--- start Supplied information ---
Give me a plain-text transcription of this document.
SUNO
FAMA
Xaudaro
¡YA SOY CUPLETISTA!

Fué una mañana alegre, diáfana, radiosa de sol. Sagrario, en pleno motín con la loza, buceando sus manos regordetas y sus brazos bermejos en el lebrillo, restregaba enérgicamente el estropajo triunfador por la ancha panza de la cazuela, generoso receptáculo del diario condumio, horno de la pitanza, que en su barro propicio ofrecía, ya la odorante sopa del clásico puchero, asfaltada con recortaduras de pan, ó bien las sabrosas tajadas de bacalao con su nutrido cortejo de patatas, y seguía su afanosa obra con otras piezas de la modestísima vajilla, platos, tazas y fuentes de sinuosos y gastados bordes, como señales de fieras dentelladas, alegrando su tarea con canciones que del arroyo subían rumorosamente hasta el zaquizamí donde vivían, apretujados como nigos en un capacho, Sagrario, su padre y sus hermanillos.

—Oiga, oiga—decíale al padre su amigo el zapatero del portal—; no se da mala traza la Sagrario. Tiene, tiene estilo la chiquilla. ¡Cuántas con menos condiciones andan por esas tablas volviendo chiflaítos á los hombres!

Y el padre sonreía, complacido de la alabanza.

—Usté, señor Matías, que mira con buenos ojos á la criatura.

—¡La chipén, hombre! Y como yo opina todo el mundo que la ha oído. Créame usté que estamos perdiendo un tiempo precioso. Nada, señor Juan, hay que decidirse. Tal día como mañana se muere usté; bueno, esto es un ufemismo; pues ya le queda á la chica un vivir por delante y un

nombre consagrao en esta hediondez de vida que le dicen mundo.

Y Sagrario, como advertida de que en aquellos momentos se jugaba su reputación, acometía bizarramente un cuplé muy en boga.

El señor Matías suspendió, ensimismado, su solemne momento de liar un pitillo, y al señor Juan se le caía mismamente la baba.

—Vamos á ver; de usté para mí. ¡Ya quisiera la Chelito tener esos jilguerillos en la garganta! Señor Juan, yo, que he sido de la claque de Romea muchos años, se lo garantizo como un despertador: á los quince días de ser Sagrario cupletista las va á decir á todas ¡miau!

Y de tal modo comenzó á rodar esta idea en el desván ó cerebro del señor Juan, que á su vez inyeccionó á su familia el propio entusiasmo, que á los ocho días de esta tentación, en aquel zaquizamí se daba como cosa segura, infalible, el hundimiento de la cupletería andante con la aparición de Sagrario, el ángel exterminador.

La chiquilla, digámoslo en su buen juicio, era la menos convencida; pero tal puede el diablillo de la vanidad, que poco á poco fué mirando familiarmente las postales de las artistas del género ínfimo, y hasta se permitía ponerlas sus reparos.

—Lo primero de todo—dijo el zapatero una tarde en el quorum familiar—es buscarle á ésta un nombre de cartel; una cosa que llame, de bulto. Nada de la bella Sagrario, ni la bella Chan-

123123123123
--- end Supplied information ---
Each line that holds the word "mundo" should be extracted from the records.

—¡La chipén, hombre! Y como yo opina todo el mundo que la ha oído. Créame usté que estamos perdiendo un tiempo precioso. Nada, señor Juan, hay que decidirse. Tal día como mañana se muere usté; bueno, esto es un ufemismo; pues ya le queda á la chica un vivir por delante y un
nombre consagrao en esta hediondez de vida que le dicen mundo.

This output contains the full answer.